Exercise task: A line counts if it contains the word "звукового" at least once. State how many such lines the records contain, giving the number alone.

Given records:
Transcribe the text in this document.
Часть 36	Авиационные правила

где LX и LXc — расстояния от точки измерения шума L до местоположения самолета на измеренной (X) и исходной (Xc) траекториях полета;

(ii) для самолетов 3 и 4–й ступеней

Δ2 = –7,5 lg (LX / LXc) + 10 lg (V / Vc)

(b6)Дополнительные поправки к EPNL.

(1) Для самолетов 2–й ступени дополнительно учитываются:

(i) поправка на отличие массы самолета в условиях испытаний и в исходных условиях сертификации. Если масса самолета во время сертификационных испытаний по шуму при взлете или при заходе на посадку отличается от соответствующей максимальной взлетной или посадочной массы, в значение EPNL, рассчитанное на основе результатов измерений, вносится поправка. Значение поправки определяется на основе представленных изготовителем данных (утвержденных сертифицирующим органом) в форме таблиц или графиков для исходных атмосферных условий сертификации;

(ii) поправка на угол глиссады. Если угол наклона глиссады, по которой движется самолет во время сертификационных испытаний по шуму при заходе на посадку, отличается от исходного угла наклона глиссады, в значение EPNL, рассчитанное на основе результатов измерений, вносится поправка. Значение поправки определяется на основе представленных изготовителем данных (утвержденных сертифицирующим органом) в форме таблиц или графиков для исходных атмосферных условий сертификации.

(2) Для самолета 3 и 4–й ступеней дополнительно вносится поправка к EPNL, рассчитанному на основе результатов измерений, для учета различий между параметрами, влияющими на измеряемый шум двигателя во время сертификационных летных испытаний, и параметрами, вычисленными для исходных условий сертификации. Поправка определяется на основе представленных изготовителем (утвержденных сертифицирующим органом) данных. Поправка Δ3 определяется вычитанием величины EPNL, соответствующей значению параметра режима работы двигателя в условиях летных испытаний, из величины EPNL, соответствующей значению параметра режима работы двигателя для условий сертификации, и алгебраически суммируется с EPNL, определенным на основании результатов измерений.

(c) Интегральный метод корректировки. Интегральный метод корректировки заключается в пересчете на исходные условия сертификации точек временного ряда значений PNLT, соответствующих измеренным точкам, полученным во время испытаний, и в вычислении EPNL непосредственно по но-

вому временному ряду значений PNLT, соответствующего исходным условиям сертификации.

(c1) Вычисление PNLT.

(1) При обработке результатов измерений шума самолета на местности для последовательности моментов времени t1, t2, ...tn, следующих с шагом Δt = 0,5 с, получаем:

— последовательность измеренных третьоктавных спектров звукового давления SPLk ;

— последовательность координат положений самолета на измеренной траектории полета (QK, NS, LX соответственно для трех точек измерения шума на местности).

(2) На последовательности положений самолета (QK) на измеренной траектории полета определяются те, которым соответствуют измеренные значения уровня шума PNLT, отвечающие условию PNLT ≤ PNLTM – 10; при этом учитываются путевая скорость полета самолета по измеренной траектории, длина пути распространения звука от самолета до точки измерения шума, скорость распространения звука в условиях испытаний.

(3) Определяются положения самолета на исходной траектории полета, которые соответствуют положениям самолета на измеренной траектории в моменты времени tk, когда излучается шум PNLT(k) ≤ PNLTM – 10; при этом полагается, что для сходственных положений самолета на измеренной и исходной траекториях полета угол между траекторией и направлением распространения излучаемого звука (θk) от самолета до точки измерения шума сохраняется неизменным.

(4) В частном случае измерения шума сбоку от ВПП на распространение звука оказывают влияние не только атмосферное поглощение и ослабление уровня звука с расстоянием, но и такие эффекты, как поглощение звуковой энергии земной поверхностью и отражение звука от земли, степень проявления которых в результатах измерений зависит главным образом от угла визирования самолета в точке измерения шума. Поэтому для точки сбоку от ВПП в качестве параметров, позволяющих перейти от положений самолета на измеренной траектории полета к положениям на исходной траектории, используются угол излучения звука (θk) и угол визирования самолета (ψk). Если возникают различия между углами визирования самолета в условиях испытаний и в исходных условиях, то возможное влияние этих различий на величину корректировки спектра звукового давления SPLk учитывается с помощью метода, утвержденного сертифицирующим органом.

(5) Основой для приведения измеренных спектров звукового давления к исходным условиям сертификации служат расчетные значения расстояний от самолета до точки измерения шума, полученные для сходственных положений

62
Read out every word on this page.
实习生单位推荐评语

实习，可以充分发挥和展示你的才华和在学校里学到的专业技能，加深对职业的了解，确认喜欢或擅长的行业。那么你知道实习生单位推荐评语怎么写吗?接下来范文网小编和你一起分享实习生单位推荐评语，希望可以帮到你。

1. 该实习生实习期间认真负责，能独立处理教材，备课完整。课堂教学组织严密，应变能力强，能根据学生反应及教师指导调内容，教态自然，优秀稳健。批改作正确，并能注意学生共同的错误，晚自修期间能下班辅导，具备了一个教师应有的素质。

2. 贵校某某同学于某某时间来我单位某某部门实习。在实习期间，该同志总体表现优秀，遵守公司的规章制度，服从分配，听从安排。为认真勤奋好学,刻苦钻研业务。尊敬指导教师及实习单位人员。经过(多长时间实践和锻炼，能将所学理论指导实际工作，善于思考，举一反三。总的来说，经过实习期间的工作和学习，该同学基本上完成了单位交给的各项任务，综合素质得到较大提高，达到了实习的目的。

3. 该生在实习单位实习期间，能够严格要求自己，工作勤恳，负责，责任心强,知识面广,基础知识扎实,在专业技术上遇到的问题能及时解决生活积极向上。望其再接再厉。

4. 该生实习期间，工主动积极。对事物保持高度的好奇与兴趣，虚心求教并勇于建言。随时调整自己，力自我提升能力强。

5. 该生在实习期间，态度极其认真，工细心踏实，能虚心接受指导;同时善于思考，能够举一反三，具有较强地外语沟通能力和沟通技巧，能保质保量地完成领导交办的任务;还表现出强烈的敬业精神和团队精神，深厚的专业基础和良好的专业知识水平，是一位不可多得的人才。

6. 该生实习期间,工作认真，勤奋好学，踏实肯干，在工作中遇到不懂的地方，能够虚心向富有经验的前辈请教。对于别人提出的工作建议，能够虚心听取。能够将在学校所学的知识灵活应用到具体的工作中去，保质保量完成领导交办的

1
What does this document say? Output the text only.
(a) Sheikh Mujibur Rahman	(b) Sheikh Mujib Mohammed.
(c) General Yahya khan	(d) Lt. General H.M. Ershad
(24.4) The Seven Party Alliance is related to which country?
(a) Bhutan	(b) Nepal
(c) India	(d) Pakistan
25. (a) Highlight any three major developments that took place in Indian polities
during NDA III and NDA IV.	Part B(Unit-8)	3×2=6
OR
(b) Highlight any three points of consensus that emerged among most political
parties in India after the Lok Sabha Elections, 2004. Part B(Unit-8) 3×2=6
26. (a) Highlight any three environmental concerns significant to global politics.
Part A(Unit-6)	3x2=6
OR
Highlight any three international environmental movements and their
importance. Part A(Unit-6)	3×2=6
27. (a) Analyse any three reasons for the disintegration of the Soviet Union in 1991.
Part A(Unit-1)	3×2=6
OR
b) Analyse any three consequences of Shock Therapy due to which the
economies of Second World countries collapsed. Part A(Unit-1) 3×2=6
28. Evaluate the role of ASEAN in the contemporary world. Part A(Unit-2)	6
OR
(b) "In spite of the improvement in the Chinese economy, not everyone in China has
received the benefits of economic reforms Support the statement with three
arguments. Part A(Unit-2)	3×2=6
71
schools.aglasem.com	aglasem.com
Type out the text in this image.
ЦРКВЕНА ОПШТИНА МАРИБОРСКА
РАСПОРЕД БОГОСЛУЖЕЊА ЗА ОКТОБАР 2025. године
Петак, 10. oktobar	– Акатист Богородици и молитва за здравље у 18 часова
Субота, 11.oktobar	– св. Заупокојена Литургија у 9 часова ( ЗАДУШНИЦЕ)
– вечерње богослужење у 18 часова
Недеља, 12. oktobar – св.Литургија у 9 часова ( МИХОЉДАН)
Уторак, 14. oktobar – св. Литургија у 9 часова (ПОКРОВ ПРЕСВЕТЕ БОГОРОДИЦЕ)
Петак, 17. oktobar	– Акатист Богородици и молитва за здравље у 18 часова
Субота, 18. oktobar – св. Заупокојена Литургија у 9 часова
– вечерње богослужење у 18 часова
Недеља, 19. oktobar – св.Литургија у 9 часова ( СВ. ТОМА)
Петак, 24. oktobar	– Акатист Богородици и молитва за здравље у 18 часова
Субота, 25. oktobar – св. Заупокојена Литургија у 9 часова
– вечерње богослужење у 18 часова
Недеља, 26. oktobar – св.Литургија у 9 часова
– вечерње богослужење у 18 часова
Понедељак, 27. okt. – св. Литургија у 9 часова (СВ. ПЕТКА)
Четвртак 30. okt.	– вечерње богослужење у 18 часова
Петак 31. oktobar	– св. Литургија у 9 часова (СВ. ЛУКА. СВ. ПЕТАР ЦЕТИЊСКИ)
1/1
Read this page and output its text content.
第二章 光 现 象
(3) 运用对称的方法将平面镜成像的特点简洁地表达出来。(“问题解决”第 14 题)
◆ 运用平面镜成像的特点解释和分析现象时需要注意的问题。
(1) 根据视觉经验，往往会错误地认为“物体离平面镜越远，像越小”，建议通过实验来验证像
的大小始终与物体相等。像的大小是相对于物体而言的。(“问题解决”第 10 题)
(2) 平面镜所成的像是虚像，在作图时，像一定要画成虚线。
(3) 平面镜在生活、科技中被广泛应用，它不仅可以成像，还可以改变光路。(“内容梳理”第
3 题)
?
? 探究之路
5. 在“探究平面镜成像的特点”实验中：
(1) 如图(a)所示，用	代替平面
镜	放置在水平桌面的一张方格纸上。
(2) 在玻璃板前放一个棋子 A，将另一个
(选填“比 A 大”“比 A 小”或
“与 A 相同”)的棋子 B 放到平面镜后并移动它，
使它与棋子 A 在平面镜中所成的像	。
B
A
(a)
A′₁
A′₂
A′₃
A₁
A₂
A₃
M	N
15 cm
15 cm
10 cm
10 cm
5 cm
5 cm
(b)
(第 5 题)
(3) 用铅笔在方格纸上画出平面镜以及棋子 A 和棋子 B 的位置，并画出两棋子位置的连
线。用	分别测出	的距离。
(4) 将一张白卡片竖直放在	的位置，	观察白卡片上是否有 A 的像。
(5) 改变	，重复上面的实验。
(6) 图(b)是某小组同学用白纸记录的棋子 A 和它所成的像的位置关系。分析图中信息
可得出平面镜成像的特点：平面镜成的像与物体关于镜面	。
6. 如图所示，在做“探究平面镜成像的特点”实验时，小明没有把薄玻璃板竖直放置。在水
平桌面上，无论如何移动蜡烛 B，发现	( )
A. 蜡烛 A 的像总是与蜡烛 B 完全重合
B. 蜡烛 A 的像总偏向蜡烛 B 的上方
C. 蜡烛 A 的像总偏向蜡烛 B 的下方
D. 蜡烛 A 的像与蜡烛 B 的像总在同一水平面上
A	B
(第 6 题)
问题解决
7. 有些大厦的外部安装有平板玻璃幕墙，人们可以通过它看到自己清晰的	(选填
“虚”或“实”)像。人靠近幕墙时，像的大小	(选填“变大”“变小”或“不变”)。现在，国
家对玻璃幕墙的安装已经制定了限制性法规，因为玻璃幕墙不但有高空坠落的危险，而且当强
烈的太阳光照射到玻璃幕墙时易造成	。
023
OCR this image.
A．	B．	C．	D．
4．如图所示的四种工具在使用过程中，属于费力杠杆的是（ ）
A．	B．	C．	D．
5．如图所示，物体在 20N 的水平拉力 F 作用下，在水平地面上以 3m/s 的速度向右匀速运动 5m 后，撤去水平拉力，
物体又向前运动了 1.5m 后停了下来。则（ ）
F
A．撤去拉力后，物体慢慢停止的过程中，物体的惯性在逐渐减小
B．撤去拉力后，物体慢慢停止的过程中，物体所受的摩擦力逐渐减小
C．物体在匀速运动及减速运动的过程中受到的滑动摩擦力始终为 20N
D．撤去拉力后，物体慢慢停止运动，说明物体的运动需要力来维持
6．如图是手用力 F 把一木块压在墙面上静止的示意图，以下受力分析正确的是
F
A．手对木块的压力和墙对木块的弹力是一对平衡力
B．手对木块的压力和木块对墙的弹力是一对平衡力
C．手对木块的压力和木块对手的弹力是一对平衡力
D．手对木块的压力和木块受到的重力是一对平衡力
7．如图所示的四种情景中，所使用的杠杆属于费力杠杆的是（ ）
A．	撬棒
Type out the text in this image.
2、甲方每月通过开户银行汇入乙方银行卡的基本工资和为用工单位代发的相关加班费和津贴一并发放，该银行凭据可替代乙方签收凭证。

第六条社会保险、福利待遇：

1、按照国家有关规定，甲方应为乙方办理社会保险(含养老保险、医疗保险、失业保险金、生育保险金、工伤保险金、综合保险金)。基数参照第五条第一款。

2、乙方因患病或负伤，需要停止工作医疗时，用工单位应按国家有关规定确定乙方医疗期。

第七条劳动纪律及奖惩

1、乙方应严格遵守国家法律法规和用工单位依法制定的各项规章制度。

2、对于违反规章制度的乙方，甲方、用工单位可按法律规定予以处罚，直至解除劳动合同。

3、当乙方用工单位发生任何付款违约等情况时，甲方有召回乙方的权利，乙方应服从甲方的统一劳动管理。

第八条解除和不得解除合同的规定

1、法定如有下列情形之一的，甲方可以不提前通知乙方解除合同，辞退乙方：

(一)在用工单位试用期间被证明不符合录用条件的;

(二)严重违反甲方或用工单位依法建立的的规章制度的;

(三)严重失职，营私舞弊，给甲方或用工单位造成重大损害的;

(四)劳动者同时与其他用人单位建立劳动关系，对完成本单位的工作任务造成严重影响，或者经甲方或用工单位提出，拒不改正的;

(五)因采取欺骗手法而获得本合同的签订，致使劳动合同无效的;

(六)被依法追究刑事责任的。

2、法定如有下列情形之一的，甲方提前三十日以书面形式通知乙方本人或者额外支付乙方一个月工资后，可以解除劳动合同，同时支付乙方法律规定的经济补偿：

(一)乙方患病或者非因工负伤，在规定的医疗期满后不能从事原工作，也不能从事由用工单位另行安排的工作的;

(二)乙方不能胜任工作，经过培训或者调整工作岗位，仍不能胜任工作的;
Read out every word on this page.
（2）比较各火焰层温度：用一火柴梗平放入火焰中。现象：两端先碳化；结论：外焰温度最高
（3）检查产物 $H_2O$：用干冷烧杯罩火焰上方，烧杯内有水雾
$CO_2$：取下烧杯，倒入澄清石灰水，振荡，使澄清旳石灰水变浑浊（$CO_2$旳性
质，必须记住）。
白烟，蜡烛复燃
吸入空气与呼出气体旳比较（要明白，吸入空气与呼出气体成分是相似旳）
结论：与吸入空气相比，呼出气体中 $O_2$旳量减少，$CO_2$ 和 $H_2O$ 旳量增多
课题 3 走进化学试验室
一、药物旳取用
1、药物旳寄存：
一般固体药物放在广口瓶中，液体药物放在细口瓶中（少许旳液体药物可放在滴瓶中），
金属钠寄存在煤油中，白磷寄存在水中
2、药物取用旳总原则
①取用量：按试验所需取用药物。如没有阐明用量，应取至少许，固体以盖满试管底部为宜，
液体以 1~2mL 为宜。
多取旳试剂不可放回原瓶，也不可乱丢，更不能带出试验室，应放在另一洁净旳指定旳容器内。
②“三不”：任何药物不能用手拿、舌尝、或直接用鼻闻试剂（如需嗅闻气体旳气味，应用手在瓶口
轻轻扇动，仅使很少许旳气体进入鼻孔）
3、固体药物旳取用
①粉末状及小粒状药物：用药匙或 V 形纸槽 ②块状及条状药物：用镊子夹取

Written answer: 3